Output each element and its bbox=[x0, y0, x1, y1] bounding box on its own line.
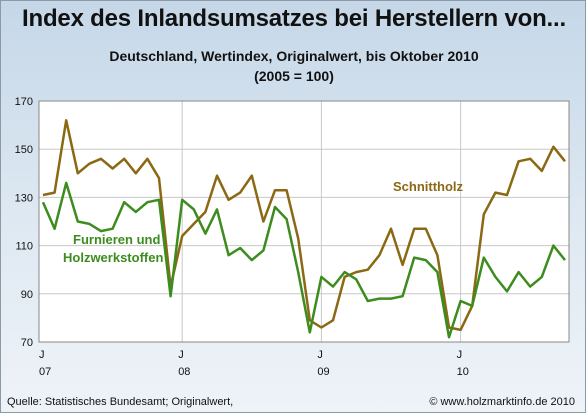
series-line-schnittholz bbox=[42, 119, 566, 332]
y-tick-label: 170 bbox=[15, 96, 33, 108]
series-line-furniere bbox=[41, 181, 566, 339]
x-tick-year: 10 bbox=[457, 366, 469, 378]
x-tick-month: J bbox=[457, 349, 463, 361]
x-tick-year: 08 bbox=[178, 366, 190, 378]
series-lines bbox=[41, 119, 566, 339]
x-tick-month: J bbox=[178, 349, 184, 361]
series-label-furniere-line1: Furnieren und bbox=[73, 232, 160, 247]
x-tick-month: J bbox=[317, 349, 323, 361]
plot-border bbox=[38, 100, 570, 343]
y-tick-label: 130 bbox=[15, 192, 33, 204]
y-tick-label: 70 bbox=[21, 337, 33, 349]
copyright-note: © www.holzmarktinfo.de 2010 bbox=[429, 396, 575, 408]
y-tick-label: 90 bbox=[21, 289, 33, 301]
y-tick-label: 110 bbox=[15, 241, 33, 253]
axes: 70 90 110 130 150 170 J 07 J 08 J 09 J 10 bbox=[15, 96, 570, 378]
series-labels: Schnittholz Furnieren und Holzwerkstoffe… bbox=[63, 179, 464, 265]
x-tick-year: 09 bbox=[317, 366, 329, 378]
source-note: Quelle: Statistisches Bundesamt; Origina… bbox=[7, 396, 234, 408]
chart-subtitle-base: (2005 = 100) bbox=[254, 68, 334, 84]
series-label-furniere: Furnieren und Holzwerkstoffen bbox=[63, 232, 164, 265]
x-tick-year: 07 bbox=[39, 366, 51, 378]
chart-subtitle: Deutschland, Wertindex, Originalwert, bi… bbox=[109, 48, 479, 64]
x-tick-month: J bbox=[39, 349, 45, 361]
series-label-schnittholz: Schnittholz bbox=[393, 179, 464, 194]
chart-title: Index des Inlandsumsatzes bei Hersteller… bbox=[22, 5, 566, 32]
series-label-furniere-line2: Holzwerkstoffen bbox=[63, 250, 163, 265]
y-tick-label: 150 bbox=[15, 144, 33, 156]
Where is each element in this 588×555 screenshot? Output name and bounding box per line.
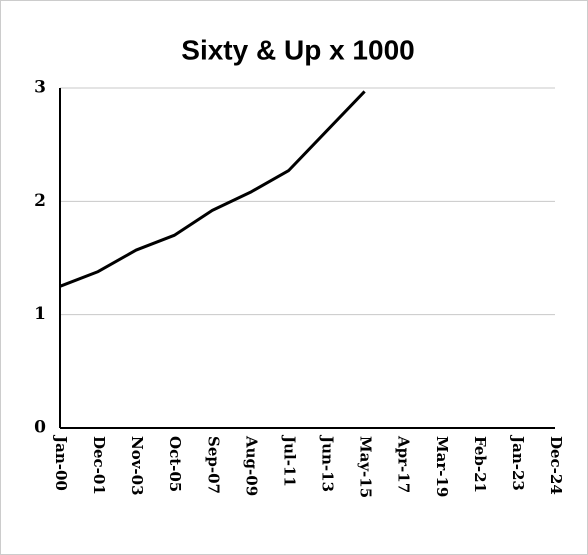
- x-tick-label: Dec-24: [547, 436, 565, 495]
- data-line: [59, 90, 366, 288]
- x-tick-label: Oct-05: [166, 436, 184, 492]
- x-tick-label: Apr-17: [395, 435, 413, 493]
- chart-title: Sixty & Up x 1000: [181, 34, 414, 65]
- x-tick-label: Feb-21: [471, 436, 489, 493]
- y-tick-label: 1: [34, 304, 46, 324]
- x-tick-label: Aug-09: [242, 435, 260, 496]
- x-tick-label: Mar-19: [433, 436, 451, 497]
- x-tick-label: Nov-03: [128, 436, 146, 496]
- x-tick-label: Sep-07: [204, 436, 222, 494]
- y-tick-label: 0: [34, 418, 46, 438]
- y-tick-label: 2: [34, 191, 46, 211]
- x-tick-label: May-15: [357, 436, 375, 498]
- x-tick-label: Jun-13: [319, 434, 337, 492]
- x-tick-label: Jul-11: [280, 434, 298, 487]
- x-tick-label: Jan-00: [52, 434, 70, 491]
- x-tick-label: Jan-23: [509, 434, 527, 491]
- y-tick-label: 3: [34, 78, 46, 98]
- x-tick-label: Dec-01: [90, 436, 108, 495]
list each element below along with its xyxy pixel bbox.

___

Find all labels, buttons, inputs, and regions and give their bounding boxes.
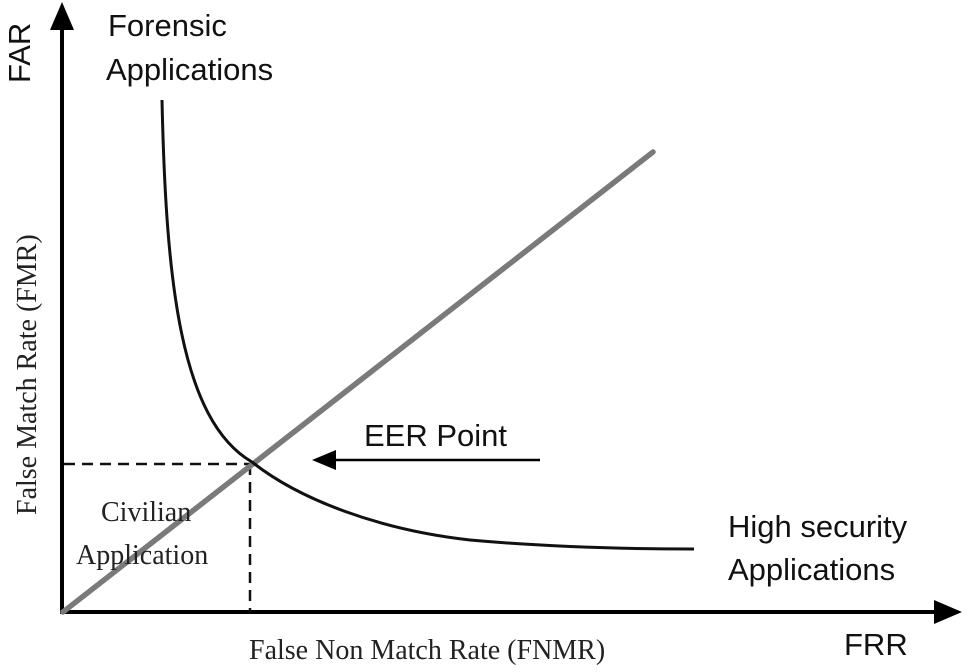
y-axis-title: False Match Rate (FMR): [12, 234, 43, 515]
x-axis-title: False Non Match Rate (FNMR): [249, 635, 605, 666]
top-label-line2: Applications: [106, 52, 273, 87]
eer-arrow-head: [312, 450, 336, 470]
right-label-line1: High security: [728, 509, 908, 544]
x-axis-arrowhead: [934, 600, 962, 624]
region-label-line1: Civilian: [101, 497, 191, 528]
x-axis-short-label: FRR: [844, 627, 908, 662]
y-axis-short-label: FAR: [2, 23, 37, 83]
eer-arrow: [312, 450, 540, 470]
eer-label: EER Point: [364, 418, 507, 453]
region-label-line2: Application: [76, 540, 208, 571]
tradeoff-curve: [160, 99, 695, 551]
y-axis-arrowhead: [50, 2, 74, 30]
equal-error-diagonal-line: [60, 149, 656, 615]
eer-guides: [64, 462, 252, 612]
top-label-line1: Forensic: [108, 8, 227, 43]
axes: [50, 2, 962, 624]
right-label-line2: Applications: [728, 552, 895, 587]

___

# WRITTEN PROBLEM
Copy out the rows starting at the line containing "series-line-schnittholz bbox=[42, 119, 566, 332]" and ending at the line containing "Where is each", both included, without any changes.

# ANSWER TO THIS PROBLEM
series-line-schnittholz bbox=[42, 119, 566, 332]
y-tick-label: 170 bbox=[15, 96, 33, 108]
series-line-furniere bbox=[41, 181, 566, 339]
x-tick-year: 10 bbox=[457, 366, 469, 378]
x-tick-month: J bbox=[457, 349, 463, 361]
x-tick-year: 08 bbox=[178, 366, 190, 378]
series-lines bbox=[41, 119, 566, 339]
x-tick-month: J bbox=[178, 349, 184, 361]
series-label-furniere-line1: Furnieren und bbox=[73, 232, 160, 247]
x-tick-month: J bbox=[317, 349, 323, 361]
plot-border bbox=[38, 100, 570, 343]
y-tick-label: 130 bbox=[15, 192, 33, 204]
y-tick-label: 70 bbox=[21, 337, 33, 349]
copyright-note: © www.holzmarktinfo.de 2010 bbox=[429, 396, 575, 408]
y-tick-label: 90 bbox=[21, 289, 33, 301]
y-tick-label: 110 bbox=[15, 241, 33, 253]
axes: 70 90 110 130 150 170 J 07 J 08 J 09 J 10 bbox=[15, 96, 570, 378]
series-labels: Schnittholz Furnieren und Holzwerkstoffe… bbox=[63, 179, 464, 265]
x-tick-year: 09 bbox=[317, 366, 329, 378]
source-note: Quelle: Statistisches Bundesamt; Origina… bbox=[7, 396, 234, 408]
chart-subtitle-base: (2005 = 100) bbox=[254, 68, 334, 84]
series-label-furniere: Furnieren und Holzwerkstoffen bbox=[63, 232, 164, 265]
x-tick-year: 07 bbox=[39, 366, 51, 378]
chart-subtitle: Deutschland, Wertindex, Originalwert, bi… bbox=[109, 48, 479, 64]
x-tick-month: J bbox=[39, 349, 45, 361]
series-label-schnittholz: Schnittholz bbox=[393, 179, 464, 194]
chart-title: Index des Inlandsumsatzes bei Hersteller… bbox=[22, 5, 566, 32]
series-label-furniere-line2: Holzwerkstoffen bbox=[63, 250, 163, 265]
y-tick-label: 150 bbox=[15, 144, 33, 156]
Where is each element in this 588×555 screenshot? Output name and bounding box per line.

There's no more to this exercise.